** START Source excerpt **

In this part, the detailed structure of IDForest is introduced, including the node information in a tree, data processing, and model deployment on edge computing. Then, FIFO-based insertion and deletion processes are presented to maintain a stable forest structure, so as to detect anomalies of data streams in real time. This forest model is deployed to edge servers to deal with the curse of big data and dimensionality.

4.2.1 The improvement over the basic LSHiForest

In our framework, the core algorithm improves the LSHiForest method and changed it to detect anomalies of data streams. The key point in LSHiForest is to use a random hash projection to project the data instance into a lower-dimension space, then, the index values of the hash function are used to build the isolation tree. As has been discussed in last section, we calculate the average anomaly score in the forest by:

$$\begin{aligned} Ave \_ AS(x) = \frac{1}{t} \sum \nolimits _{i=1}^{t} AS(x)_i. \end{aligned}$$
(3)

** END Source excerpt **
** START Supplied records **

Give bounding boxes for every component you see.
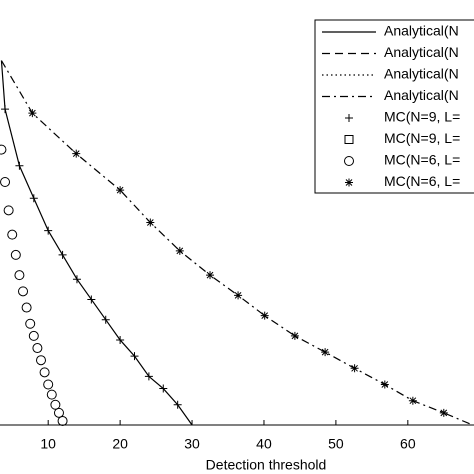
marker — [15, 161, 24, 170]
marker — [345, 114, 353, 122]
marker — [1, 105, 10, 114]
marker — [130, 352, 139, 361]
marker — [53, 407, 64, 418]
marker — [345, 178, 353, 187]
marker — [57, 415, 68, 426]
marker — [28, 330, 39, 341]
marker — [3, 205, 14, 216]
marker — [10, 249, 21, 260]
legend-label: MC(N=9, L= — [384, 109, 460, 125]
marker — [144, 372, 153, 381]
series-line — [0, 60, 473, 426]
legend-label: Analytical(N — [384, 23, 459, 39]
marker — [44, 226, 53, 235]
marker — [72, 149, 81, 158]
marker — [25, 318, 36, 329]
x-tick-label: 30 — [184, 436, 200, 452]
marker — [206, 271, 215, 280]
marker — [344, 156, 354, 166]
marker — [159, 384, 168, 393]
marker — [0, 177, 11, 187]
x-tick-label: 20 — [112, 436, 128, 452]
marker — [46, 389, 57, 400]
x-axis-label: Detection threshold — [206, 457, 327, 473]
marker — [380, 380, 389, 389]
marker — [101, 315, 110, 324]
marker — [87, 295, 96, 304]
marker — [173, 400, 182, 409]
marker — [7, 229, 18, 240]
marker — [58, 250, 67, 259]
marker — [18, 286, 29, 297]
marker — [408, 396, 417, 405]
marker — [439, 408, 448, 417]
legend-label: Analytical(N — [384, 87, 459, 103]
marker — [350, 364, 359, 373]
legend: Analytical(N Analytical(N Analytical(N Anal… — [314, 19, 474, 194]
marker — [72, 275, 81, 284]
marker — [290, 331, 299, 340]
marker — [29, 194, 38, 203]
legend-label: MC(N=6, L= — [384, 152, 460, 168]
marker — [50, 399, 61, 410]
legend-label: Analytical(N — [384, 66, 459, 82]
marker — [321, 348, 330, 357]
legend-label: MC(N=9, L= — [384, 130, 460, 146]
marker — [0, 144, 7, 155]
marker — [32, 343, 43, 354]
marker — [39, 367, 50, 378]
legend-box — [314, 19, 474, 194]
marker — [234, 291, 243, 300]
x-tick-label: 50 — [328, 436, 344, 452]
marker — [28, 109, 37, 118]
x-tick-label: 60 — [400, 436, 416, 452]
marker — [21, 302, 32, 313]
marker — [43, 379, 54, 390]
marker — [260, 311, 269, 320]
legend-label: MC(N=6, L= — [384, 173, 460, 189]
marker — [344, 135, 354, 144]
x-tick-label: 10 — [40, 436, 56, 452]
marker — [116, 186, 125, 195]
marker — [175, 246, 184, 255]
marker — [146, 218, 155, 227]
marker — [14, 270, 25, 281]
marker — [35, 355, 46, 366]
x-tick-label: 40 — [256, 436, 272, 452]
marker — [116, 335, 125, 344]
legend-label: Analytical(N — [384, 44, 459, 60]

** END Supplied records **

*Requests*.
A - Set down the stretch of the IDForest excerpt from "In this part, the" through "data and dimensionality.".
B - Answer these questions from the IDForest excerpt:
(i) Which existing method does the core algorithm improve?
(ii) To what kind of servers is the forest model deployed?
(iii) What are the index values of the hash function used to build?
C - According to the IDForest excerpt, why are FIFO-based insertion and deletion processes presented?
The entries stand apart from the IDForest excerpt and are separate material.

*Results for the exercise*.
A -
In this part, the detailed structure of IDForest is introduced, including the node information in a tree, data processing, and model deployment on edge computing. Then, FIFO-based insertion and deletion processes are presented to maintain a stable forest structure, so as to detect anomalies of data streams in real time. This forest model is deployed to edge servers to deal with the curse of big data and dimensionality.

B -
(i) LSHiForest
(ii) Edge servers
(iii) The isolation tree

C - They are presented to maintain a stable forest structure. This lets the model detect anomalies of data streams in real time.